• THE INPUT:
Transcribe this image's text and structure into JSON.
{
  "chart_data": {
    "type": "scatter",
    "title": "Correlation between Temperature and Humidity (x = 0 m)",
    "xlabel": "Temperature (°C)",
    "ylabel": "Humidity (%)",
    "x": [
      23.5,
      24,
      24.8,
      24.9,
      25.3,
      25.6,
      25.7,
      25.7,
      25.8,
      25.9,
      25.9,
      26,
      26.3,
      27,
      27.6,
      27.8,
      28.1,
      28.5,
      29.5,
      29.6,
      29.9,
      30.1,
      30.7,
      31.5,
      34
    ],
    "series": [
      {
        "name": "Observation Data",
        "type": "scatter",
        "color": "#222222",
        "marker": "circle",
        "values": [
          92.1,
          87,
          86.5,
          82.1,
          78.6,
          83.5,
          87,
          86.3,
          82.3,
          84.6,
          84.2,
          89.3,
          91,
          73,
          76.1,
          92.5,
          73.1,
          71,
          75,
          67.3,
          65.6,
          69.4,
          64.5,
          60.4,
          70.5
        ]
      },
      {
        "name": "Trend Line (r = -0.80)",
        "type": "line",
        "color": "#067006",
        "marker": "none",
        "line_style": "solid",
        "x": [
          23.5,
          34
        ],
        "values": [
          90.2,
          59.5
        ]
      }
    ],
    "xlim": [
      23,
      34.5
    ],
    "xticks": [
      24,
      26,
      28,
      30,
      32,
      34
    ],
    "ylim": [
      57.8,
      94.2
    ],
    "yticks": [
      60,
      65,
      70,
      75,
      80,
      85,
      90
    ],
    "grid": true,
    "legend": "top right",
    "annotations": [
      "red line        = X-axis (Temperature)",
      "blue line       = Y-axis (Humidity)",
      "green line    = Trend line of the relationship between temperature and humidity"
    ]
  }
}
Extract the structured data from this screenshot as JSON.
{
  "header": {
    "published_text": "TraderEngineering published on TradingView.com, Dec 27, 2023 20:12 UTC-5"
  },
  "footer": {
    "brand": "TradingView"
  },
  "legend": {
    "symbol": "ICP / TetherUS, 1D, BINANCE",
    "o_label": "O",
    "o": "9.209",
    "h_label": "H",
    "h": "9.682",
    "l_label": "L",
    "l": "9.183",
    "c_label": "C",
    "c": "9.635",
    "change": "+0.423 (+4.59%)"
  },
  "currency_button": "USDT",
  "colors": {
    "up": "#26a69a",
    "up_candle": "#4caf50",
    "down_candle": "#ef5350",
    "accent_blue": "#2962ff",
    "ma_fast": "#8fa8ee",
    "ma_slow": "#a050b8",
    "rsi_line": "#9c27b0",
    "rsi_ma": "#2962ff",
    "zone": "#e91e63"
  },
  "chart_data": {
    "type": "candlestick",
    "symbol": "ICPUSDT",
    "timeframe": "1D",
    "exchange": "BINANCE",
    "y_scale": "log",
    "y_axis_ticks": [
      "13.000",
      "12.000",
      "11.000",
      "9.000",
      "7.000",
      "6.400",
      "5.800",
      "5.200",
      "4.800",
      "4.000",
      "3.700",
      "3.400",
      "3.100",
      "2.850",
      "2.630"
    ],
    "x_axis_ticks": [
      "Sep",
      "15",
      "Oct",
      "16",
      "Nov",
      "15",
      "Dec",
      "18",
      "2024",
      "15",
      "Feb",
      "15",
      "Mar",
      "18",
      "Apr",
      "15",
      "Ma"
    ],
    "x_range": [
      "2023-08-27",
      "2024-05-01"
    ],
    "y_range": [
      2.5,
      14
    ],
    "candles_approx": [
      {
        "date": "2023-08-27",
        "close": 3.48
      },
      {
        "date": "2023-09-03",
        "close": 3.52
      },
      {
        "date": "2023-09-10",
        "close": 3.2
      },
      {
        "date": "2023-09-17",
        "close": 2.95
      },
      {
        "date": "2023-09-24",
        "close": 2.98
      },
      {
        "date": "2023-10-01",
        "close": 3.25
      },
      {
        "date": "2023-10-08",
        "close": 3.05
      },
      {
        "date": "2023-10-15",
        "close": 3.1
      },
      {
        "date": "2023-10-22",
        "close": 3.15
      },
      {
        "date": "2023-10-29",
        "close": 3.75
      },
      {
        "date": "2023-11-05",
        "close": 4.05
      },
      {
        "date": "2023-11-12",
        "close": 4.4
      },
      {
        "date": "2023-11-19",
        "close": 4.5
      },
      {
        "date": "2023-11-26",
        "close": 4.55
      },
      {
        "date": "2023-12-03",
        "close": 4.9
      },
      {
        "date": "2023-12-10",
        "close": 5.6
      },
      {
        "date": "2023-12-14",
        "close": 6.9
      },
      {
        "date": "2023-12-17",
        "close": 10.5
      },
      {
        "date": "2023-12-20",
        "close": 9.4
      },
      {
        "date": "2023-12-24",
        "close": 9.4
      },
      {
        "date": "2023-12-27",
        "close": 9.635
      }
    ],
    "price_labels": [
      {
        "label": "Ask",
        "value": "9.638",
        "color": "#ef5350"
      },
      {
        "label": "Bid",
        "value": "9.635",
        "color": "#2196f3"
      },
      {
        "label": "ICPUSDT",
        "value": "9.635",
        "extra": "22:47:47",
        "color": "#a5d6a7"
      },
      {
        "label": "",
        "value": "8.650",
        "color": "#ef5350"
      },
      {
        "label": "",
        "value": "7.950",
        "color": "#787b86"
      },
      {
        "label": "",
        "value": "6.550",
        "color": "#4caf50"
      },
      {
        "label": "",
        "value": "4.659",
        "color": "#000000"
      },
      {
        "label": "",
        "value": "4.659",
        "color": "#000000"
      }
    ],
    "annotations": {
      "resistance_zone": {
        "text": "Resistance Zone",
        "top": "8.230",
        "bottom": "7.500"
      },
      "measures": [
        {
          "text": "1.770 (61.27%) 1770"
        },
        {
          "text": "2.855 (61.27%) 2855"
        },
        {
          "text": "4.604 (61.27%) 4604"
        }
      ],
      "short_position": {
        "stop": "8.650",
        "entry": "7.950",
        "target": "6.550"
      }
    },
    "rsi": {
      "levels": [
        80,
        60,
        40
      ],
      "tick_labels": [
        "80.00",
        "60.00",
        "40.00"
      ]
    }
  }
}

• TASK: Copy out the material word for word and line for line.

• ANSWER TO THE EXERCISE:
Transcribe this image's text and structure into JSON.
{
  "chart_data": {
    "type": "scatter",
    "title": "Correlation between Temperature and Humidity (x = 0 m)",
    "xlabel": "Temperature (°C)",
    "ylabel": "Humidity (%)",
    "x": [
      23.5,
      24,
      24.8,
      24.9,
      25.3,
      25.6,
      25.7,
      25.7,
      25.8,
      25.9,
      25.9,
      26,
      26.3,
      27,
      27.6,
      27.8,
      28.1,
      28.5,
      29.5,
      29.6,
      29.9,
      30.1,
      30.7,
      31.5,
      34
    ],
    "series": [
      {
        "name": "Observation Data",
        "type": "scatter",
        "color": "#222222",
        "marker": "circle",
        "values": [
          92.1,
          87,
          86.5,
          82.1,
          78.6,
          83.5,
          87,
          86.3,
          82.3,
          84.6,
          84.2,
          89.3,
          91,
          73,
          76.1,
          92.5,
          73.1,
          71,
          75,
          67.3,
          65.6,
          69.4,
          64.5,
          60.4,
          70.5
        ]
      },
      {
        "name": "Trend Line (r = -0.80)",
        "type": "line",
        "color": "#067006",
        "marker": "none",
        "line_style": "solid",
        "x": [
          23.5,
          34
        ],
        "values": [
          90.2,
          59.5
        ]
      }
    ],
    "xlim": [
      23,
      34.5
    ],
    "xticks": [
      24,
      26,
      28,
      30,
      32,
      34
    ],
    "ylim": [
      57.8,
      94.2
    ],
    "yticks": [
      60,
      65,
      70,
      75,
      80,
      85,
      90
    ],
    "grid": true,
    "legend": "top right",
    "annotations": [
      "red line        = X-axis (Temperature)",
      "blue line       = Y-axis (Humidity)",
      "green line    = Trend line of the relationship between temperature and humidity"
    ]
  }
}
Extract the structured data from this screenshot as JSON.
{
  "header": {
    "published_text": "TraderEngineering published on TradingView.com, Dec 27, 2023 20:12 UTC-5"
  },
  "footer": {
    "brand": "TradingView"
  },
  "legend": {
    "symbol": "ICP / TetherUS, 1D, BINANCE",
    "o_label": "O",
    "o": "9.209",
    "h_label": "H",
    "h": "9.682",
    "l_label": "L",
    "l": "9.183",
    "c_label": "C",
    "c": "9.635",
    "change": "+0.423 (+4.59%)"
  },
  "currency_button": "USDT",
  "colors": {
    "up": "#26a69a",
    "up_candle": "#4caf50",
    "down_candle": "#ef5350",
    "accent_blue": "#2962ff",
    "ma_fast": "#8fa8ee",
    "ma_slow": "#a050b8",
    "rsi_line": "#9c27b0",
    "rsi_ma": "#2962ff",
    "zone": "#e91e63"
  },
  "chart_data": {
    "type": "candlestick",
    "symbol": "ICPUSDT",
    "timeframe": "1D",
    "exchange": "BINANCE",
    "y_scale": "log",
    "y_axis_ticks": [
      "13.000",
      "12.000",
      "11.000",
      "9.000",
      "7.000",
      "6.400",
      "5.800",
      "5.200",
      "4.800",
      "4.000",
      "3.700",
      "3.400",
      "3.100",
      "2.850",
      "2.630"
    ],
    "x_axis_ticks": [
      "Sep",
      "15",
      "Oct",
      "16",
      "Nov",
      "15",
      "Dec",
      "18",
      "2024",
      "15",
      "Feb",
      "15",
      "Mar",
      "18",
      "Apr",
      "15",
      "Ma"
    ],
    "x_range": [
      "2023-08-27",
      "2024-05-01"
    ],
    "y_range": [
      2.5,
      14
    ],
    "candles_approx": [
      {
        "date": "2023-08-27",
        "close": 3.48
      },
      {
        "date": "2023-09-03",
        "close": 3.52
      },
      {
        "date": "2023-09-10",
        "close": 3.2
      },
      {
        "date": "2023-09-17",
        "close": 2.95
      },
      {
        "date": "2023-09-24",
        "close": 2.98
      },
      {
        "date": "2023-10-01",
        "close": 3.25
      },
      {
        "date": "2023-10-08",
        "close": 3.05
      },
      {
        "date": "2023-10-15",
        "close": 3.1
      },
      {
        "date": "2023-10-22",
        "close": 3.15
      },
      {
        "date": "2023-10-29",
        "close": 3.75
      },
      {
        "date": "2023-11-05",
        "close": 4.05
      },
      {
        "date": "2023-11-12",
        "close": 4.4
      },
      {
        "date": "2023-11-19",
        "close": 4.5
      },
      {
        "date": "2023-11-26",
        "close": 4.55
      },
      {
        "date": "2023-12-03",
        "close": 4.9
      },
      {
        "date": "2023-12-10",
        "close": 5.6
      },
      {
        "date": "2023-12-14",
        "close": 6.9
      },
      {
        "date": "2023-12-17",
        "close": 10.5
      },
      {
        "date": "2023-12-20",
        "close": 9.4
      },
      {
        "date": "2023-12-24",
        "close": 9.4
      },
      {
        "date": "2023-12-27",
        "close": 9.635
      }
    ],
    "price_labels": [
      {
        "label": "Ask",
        "value": "9.638",
        "color": "#ef5350"
      },
      {
        "label": "Bid",
        "value": "9.635",
        "color": "#2196f3"
      },
      {
        "label": "ICPUSDT",
        "value": "9.635",
        "extra": "22:47:47",
        "color": "#a5d6a7"
      },
      {
        "label": "",
        "value": "8.650",
        "color": "#ef5350"
      },
      {
        "label": "",
        "value": "7.950",
        "color": "#787b86"
      },
      {
        "label": "",
        "value": "6.550",
        "color": "#4caf50"
      },
      {
        "label": "",
        "value": "4.659",
        "color": "#000000"
      },
      {
        "label": "",
        "value": "4.659",
        "color": "#000000"
      }
    ],
    "annotations": {
      "resistance_zone": {
        "text": "Resistance Zone",
        "top": "8.230",
        "bottom": "7.500"
      },
      "measures": [
        {
          "text": "1.770 (61.27%) 1770"
        },
        {
          "text": "2.855 (61.27%) 2855"
        },
        {
          "text": "4.604 (61.27%) 4604"
        }
      ],
      "short_position": {
        "stop": "8.650",
        "entry": "7.950",
        "target": "6.550"
      }
    },
    "rsi": {
      "levels": [
        80,
        60,
        40
      ],
      "tick_labels": [
        "80.00",
        "60.00",
        "40.00"
      ]
    }
  }
}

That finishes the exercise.